WHAT YOU ARE ASKED TO DO:
Provide only the number of lines where "woman" occurs.

[Saved data entries]
☆ ☆ ☆ ☆

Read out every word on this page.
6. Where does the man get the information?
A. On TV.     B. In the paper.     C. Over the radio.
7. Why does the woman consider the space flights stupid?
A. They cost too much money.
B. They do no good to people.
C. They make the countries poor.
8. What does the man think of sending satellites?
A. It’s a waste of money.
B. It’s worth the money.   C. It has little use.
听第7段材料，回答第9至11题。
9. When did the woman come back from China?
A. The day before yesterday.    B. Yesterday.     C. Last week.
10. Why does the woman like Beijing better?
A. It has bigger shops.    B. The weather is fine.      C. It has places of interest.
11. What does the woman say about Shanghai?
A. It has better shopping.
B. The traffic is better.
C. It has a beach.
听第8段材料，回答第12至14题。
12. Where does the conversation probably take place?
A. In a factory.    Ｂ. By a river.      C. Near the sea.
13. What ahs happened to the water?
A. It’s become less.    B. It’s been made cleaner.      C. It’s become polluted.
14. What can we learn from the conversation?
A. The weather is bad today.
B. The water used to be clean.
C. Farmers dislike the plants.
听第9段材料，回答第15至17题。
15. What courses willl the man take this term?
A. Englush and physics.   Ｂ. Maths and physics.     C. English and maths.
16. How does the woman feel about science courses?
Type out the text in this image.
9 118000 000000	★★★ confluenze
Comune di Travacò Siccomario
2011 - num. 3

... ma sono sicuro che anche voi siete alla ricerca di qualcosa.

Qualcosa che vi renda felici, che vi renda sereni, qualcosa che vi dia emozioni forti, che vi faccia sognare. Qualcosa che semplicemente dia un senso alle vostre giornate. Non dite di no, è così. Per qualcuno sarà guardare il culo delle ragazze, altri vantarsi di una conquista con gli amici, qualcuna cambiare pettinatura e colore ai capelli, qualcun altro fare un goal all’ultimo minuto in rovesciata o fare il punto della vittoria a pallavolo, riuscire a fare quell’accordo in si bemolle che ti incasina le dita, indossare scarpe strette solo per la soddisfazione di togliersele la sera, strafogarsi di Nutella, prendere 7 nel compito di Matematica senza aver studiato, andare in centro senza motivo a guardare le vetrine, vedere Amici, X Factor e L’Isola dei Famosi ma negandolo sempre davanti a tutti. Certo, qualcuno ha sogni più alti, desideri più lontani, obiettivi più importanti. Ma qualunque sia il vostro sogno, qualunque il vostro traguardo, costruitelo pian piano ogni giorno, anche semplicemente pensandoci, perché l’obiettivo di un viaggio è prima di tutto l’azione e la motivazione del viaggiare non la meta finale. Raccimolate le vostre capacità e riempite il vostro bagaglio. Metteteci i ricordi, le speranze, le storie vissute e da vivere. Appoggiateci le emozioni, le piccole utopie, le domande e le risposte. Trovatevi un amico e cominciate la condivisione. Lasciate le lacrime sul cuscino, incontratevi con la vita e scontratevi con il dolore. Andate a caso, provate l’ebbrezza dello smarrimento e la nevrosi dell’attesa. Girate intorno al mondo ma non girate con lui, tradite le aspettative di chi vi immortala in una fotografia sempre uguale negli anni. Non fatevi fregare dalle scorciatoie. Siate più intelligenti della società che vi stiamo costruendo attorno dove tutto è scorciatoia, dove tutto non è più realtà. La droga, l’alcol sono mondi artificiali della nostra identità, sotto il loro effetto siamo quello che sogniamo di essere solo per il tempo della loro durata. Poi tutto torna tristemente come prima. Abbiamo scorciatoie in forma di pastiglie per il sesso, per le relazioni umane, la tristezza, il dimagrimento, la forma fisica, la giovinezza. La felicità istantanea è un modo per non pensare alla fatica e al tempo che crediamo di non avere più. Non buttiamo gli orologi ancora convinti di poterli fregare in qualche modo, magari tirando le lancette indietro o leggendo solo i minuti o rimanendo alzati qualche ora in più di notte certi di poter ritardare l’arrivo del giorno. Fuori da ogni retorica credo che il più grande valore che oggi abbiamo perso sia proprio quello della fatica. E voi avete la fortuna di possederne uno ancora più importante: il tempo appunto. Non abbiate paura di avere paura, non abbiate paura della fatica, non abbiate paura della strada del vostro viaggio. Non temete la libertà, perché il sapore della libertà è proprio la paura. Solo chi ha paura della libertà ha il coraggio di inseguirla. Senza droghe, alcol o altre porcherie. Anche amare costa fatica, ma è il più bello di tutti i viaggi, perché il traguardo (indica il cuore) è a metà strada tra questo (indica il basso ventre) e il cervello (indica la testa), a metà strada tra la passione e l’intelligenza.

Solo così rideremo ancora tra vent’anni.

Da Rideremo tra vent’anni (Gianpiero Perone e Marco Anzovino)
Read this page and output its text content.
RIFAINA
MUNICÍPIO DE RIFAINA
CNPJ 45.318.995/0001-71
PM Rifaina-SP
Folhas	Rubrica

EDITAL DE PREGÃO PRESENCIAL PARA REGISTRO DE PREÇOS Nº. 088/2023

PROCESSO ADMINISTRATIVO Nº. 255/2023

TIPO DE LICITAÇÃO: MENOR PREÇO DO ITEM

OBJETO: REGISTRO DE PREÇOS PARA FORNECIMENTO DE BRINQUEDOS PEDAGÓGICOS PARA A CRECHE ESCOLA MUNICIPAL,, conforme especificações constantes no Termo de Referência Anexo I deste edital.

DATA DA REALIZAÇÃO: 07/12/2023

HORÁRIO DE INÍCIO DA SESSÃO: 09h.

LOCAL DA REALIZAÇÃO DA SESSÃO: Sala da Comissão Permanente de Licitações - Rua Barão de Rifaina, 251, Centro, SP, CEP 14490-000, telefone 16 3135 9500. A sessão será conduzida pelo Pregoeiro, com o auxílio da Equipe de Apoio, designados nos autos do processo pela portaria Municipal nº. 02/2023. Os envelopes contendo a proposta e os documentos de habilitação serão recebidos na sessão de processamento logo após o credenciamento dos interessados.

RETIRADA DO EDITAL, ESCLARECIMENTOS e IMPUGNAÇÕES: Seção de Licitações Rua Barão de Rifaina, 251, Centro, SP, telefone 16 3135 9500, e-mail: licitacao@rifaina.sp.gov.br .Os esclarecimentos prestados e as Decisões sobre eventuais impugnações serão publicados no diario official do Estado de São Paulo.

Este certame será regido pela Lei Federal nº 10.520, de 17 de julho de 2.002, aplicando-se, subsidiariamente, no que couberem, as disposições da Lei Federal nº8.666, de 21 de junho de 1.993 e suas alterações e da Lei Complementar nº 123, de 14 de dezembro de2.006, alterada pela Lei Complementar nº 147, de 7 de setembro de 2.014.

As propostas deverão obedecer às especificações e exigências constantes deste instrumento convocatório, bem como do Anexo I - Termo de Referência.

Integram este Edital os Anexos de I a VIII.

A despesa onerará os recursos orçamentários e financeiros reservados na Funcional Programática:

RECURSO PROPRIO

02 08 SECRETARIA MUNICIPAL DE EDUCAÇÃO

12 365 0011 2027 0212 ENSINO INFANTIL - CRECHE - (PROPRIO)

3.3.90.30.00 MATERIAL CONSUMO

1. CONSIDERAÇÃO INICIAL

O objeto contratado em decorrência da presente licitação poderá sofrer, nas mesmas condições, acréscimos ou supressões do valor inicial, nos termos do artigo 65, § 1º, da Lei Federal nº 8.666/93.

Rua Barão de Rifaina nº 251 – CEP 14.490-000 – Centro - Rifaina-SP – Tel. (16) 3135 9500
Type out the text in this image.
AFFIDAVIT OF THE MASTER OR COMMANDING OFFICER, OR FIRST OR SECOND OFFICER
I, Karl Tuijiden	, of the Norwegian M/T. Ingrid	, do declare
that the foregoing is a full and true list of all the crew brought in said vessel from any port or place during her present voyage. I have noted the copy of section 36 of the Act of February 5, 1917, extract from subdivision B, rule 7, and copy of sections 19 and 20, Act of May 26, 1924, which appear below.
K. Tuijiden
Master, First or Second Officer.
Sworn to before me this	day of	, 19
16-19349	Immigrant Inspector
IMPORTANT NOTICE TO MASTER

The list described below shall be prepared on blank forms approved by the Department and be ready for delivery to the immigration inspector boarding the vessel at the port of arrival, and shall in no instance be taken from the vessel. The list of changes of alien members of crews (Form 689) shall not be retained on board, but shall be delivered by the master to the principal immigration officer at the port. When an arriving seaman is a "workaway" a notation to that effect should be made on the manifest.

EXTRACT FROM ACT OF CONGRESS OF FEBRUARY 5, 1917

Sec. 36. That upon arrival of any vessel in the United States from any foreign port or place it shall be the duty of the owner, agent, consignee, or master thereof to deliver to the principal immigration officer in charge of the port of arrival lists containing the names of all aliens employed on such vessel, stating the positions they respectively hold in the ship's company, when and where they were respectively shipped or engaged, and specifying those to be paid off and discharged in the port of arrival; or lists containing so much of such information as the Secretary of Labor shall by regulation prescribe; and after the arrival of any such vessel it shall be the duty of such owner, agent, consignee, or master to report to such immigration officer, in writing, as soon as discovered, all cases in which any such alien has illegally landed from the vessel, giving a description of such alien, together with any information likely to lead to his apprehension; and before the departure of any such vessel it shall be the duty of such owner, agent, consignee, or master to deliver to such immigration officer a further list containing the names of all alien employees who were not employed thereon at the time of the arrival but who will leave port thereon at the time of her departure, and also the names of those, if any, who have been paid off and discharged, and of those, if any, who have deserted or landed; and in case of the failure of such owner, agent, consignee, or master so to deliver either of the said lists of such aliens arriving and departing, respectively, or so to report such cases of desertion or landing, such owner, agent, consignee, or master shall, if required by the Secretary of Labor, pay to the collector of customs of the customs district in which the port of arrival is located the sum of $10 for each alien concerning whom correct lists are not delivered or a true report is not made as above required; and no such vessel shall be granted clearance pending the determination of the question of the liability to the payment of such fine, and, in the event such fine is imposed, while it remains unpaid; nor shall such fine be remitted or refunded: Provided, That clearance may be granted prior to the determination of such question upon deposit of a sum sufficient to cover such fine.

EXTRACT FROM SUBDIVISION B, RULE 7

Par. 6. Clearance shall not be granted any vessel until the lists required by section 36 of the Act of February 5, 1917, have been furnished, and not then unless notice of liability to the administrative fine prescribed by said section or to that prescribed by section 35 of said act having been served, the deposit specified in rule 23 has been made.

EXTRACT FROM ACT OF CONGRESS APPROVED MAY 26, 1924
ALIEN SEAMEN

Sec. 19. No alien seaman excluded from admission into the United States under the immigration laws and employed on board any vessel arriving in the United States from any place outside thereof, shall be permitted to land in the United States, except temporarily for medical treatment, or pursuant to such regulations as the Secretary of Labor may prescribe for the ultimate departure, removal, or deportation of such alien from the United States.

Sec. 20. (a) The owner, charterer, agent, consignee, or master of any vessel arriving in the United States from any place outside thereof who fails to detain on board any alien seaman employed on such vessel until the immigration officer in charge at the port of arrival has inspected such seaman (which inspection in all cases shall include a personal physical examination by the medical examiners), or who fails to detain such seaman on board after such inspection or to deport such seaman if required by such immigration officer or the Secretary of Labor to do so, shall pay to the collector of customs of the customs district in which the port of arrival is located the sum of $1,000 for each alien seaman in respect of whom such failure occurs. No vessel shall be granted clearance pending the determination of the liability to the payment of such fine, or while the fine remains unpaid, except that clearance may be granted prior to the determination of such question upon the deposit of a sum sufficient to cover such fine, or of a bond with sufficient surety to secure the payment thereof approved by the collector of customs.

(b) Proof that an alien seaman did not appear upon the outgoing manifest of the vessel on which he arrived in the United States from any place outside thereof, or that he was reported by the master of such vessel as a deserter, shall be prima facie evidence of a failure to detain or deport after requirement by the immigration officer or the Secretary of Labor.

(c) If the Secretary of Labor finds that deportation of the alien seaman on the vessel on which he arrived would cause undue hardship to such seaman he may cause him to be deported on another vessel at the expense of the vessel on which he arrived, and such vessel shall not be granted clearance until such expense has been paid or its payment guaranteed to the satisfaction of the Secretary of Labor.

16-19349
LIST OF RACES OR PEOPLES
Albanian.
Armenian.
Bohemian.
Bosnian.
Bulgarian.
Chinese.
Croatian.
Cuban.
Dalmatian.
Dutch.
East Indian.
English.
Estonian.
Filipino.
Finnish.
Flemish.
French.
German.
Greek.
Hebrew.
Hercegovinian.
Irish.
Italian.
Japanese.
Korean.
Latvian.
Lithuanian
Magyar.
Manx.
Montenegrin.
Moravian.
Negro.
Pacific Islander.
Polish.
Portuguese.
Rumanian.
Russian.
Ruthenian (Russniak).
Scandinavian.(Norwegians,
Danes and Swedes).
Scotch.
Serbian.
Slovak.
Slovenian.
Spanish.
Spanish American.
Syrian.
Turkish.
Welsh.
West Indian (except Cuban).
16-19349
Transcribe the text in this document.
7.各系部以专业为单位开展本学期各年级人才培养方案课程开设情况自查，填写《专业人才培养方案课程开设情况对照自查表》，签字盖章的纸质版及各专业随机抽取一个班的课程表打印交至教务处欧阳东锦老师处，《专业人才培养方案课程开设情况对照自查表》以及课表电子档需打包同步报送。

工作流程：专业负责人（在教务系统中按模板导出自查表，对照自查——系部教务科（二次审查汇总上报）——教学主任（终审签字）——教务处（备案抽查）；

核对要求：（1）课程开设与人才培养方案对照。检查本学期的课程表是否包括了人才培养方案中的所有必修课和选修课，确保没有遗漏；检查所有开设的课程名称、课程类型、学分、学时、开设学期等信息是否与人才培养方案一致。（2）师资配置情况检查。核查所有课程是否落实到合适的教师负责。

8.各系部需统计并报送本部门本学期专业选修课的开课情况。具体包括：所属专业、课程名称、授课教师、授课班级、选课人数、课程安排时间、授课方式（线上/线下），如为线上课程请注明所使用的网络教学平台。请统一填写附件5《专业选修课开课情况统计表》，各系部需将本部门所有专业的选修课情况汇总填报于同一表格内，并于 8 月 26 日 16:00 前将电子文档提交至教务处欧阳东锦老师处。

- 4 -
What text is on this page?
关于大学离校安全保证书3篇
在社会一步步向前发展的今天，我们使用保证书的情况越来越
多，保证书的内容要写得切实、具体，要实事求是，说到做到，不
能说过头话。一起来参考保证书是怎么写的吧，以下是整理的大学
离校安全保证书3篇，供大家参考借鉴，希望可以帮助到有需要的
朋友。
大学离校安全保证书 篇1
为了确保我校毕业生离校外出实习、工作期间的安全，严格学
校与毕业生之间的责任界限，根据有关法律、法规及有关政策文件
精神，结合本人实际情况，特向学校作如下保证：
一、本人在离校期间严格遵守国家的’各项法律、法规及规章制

☆ ☆ ☆ ☆

FINAL ANSWER:
5